---- Data for the task

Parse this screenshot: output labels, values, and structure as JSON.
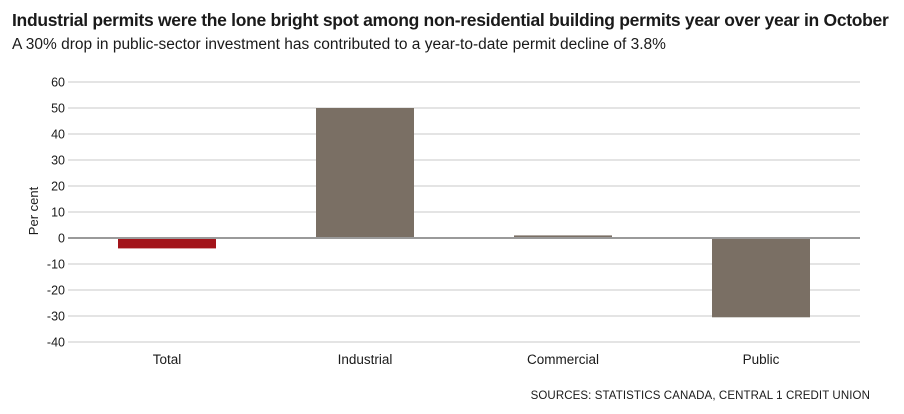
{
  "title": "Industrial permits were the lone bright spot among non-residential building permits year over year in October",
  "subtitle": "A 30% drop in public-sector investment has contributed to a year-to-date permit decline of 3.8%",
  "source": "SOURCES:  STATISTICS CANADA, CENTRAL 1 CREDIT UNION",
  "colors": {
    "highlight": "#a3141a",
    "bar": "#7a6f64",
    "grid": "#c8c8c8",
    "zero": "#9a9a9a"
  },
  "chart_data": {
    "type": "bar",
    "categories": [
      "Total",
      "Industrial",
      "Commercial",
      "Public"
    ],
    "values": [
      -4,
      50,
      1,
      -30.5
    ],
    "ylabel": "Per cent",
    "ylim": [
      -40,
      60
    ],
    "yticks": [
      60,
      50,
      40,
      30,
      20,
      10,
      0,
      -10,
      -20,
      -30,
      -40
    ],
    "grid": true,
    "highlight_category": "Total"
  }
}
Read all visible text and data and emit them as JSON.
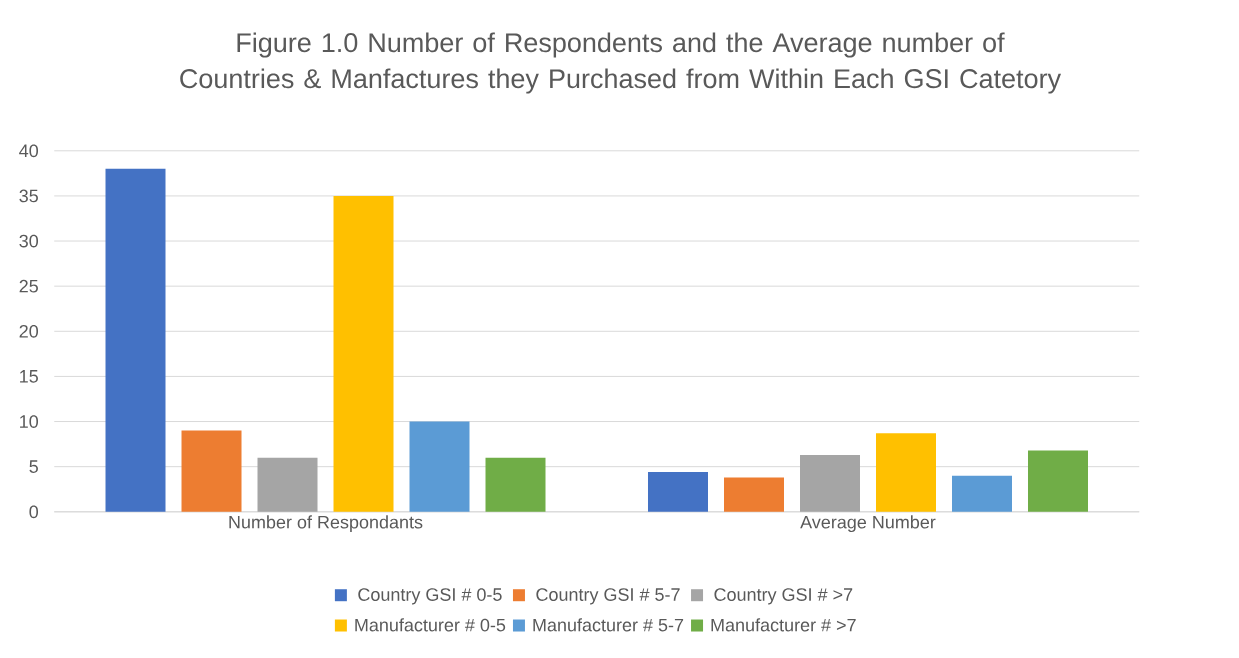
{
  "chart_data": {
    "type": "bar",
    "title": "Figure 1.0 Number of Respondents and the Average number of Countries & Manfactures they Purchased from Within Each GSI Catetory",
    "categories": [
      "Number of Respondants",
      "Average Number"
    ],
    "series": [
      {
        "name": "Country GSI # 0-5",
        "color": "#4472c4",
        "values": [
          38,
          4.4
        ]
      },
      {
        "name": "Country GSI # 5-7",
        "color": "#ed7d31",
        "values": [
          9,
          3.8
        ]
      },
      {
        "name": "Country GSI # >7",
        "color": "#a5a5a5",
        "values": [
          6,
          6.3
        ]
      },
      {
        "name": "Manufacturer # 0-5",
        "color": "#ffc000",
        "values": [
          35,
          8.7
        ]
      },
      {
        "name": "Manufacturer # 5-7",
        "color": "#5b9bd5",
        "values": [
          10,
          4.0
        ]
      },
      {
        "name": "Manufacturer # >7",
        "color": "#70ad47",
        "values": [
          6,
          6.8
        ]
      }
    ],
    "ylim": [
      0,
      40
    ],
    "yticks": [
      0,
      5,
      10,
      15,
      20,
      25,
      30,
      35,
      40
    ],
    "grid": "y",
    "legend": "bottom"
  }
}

--------
---- Data for the task

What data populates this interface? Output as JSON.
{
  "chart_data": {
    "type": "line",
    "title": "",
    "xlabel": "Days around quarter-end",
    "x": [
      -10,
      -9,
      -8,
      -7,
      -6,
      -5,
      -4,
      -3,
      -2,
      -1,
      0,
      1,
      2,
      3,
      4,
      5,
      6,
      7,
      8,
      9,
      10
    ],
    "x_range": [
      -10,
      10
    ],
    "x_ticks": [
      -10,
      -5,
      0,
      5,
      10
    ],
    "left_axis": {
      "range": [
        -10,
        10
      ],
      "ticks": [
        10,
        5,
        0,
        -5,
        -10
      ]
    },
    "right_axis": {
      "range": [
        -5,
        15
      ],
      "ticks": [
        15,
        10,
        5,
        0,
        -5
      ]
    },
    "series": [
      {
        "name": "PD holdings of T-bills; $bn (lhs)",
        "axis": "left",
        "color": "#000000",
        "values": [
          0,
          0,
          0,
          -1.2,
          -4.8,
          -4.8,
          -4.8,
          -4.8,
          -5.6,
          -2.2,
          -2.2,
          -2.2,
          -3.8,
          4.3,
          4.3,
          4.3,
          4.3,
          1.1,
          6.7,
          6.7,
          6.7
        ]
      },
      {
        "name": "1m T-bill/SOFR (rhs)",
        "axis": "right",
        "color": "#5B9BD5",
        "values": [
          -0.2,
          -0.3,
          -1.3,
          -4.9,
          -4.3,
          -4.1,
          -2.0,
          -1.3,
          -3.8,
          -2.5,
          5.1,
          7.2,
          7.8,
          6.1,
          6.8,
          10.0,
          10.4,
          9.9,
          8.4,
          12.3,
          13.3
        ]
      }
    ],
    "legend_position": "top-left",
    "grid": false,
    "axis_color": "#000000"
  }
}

--------

> [Exercise task]: Find the string "Number" in the records, then copy each line where it occurs.

> [Task response]:
    "title": "Figure 1.0 Number of Respondents and the Average number of Countries & Manfactures they Purchased from Within Each GSI Catetory",
      "Number of Respondants",
      "Average Number"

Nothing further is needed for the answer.